EXERCISE TASK. Pictures aside, quote the whole listing exactly.

Structured figure records.
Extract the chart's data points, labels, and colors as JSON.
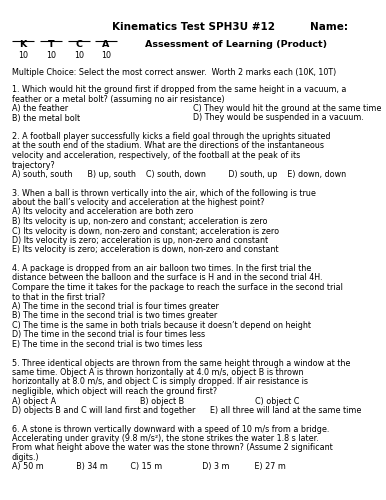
{
  "title": "Kinematics Test SPH3U #12",
  "name_label": "Name:",
  "assessment": "Assessment of Learning (Product)",
  "mc_header": "Multiple Choice: Select the most correct answer.  Worth 2 marks each (10K, 10T)",
  "score_items": [
    "K",
    "T",
    "C",
    "A"
  ],
  "score_denom": "10",
  "bg_color": "#ffffff",
  "text_color": "#000000",
  "title_fs": 7.5,
  "body_fs": 5.8,
  "bold_fs": 6.8,
  "questions": [
    {
      "num": "1.",
      "text": "Which would hit the ground first if dropped from the same height in a vacuum, a feather or a metal bolt? (assuming no air resistance)",
      "choices_2col": [
        [
          "A) the feather",
          "C) They would hit the ground at the same time"
        ],
        [
          "B) the metal bolt",
          "D) They would be suspended in a vacuum."
        ]
      ]
    },
    {
      "num": "2.",
      "text": "A football player successfully kicks a field goal through the uprights situated at the south end of the stadium. What are the directions of the instantaneous velocity and acceleration, respectively, of the football at the peak of its trajectory?",
      "choices_single": "A) south, south      B) up, south    C) south, down         D) south, up    E) down, down"
    },
    {
      "num": "3.",
      "text": "When a ball is thrown vertically into the air, which of the following is true about the ball’s velocity and acceleration at the highest point?",
      "choices_list": [
        "A) Its velocity and acceleration are both zero",
        "B) Its velocity is up, non-zero and constant; acceleration is zero",
        "C) Its velocity is down, non-zero and constant; acceleration is zero",
        "D) Its velocity is zero; acceleration is up, non-zero and constant",
        "E) Its velocity is zero; acceleration is down, non-zero and constant"
      ]
    },
    {
      "num": "4.",
      "text": "A package is dropped from an air balloon two times. In the first trial the distance between the balloon and the surface is H and in the second trial 4H. Compare the time it takes for the package to reach the surface in the second trial to that in the first trial?",
      "choices_list": [
        "A) The time in the second trial is four times greater",
        "B) The time in the second trial is two times greater",
        "C) The time is the same in both trials because it doesn’t depend on height",
        "D) The time in the second trial is four times less",
        "E) The time in the second trial is two times less"
      ]
    },
    {
      "num": "5.",
      "text": "Three identical objects are thrown from the same height through a window at the same time. Object A is thrown horizontally at 4.0 m/s, object B is thrown horizontally at 8.0 m/s, and object C is simply dropped. If air resistance is negligible, which object will reach the ground first?",
      "choices_mixed": [
        [
          "A) object A",
          "B) object B",
          "C) object C"
        ],
        [
          "D) objects B and C will land first and together",
          "E) all three will land at the same time"
        ]
      ]
    },
    {
      "num": "6.",
      "text": "A stone is thrown vertically downward with a speed of 10 m/s from a bridge. Accelerating under gravity (9.8 m/s²), the stone strikes the water 1.8 s later. From what height above the water was the stone thrown? (Assume 2 significant digits.)",
      "choices_single": "A) 50 m             B) 34 m         C) 15 m                D) 3 m          E) 27 m"
    }
  ]
}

WRITTEN ANSWER.
Extract the chart's data points, labels, and colors as JSON.
{
  "title": "Kinematics Test SPH3U #12",
  "name_label": "Name:",
  "assessment": "Assessment of Learning (Product)",
  "mc_header": "Multiple Choice: Select the most correct answer.  Worth 2 marks each (10K, 10T)",
  "score_items": [
    "K",
    "T",
    "C",
    "A"
  ],
  "score_denom": "10",
  "bg_color": "#ffffff",
  "text_color": "#000000",
  "title_fs": 7.5,
  "body_fs": 5.8,
  "bold_fs": 6.8,
  "questions": [
    {
      "num": "1.",
      "text": "Which would hit the ground first if dropped from the same height in a vacuum, a feather or a metal bolt? (assuming no air resistance)",
      "choices_2col": [
        [
          "A) the feather",
          "C) They would hit the ground at the same time"
        ],
        [
          "B) the metal bolt",
          "D) They would be suspended in a vacuum."
        ]
      ]
    },
    {
      "num": "2.",
      "text": "A football player successfully kicks a field goal through the uprights situated at the south end of the stadium. What are the directions of the instantaneous velocity and acceleration, respectively, of the football at the peak of its trajectory?",
      "choices_single": "A) south, south      B) up, south    C) south, down         D) south, up    E) down, down"
    },
    {
      "num": "3.",
      "text": "When a ball is thrown vertically into the air, which of the following is true about the ball’s velocity and acceleration at the highest point?",
      "choices_list": [
        "A) Its velocity and acceleration are both zero",
        "B) Its velocity is up, non-zero and constant; acceleration is zero",
        "C) Its velocity is down, non-zero and constant; acceleration is zero",
        "D) Its velocity is zero; acceleration is up, non-zero and constant",
        "E) Its velocity is zero; acceleration is down, non-zero and constant"
      ]
    },
    {
      "num": "4.",
      "text": "A package is dropped from an air balloon two times. In the first trial the distance between the balloon and the surface is H and in the second trial 4H. Compare the time it takes for the package to reach the surface in the second trial to that in the first trial?",
      "choices_list": [
        "A) The time in the second trial is four times greater",
        "B) The time in the second trial is two times greater",
        "C) The time is the same in both trials because it doesn’t depend on height",
        "D) The time in the second trial is four times less",
        "E) The time in the second trial is two times less"
      ]
    },
    {
      "num": "5.",
      "text": "Three identical objects are thrown from the same height through a window at the same time. Object A is thrown horizontally at 4.0 m/s, object B is thrown horizontally at 8.0 m/s, and object C is simply dropped. If air resistance is negligible, which object will reach the ground first?",
      "choices_mixed": [
        [
          "A) object A",
          "B) object B",
          "C) object C"
        ],
        [
          "D) objects B and C will land first and together",
          "E) all three will land at the same time"
        ]
      ]
    },
    {
      "num": "6.",
      "text": "A stone is thrown vertically downward with a speed of 10 m/s from a bridge. Accelerating under gravity (9.8 m/s²), the stone strikes the water 1.8 s later. From what height above the water was the stone thrown? (Assume 2 significant digits.)",
      "choices_single": "A) 50 m             B) 34 m         C) 15 m                D) 3 m          E) 27 m"
    }
  ]
}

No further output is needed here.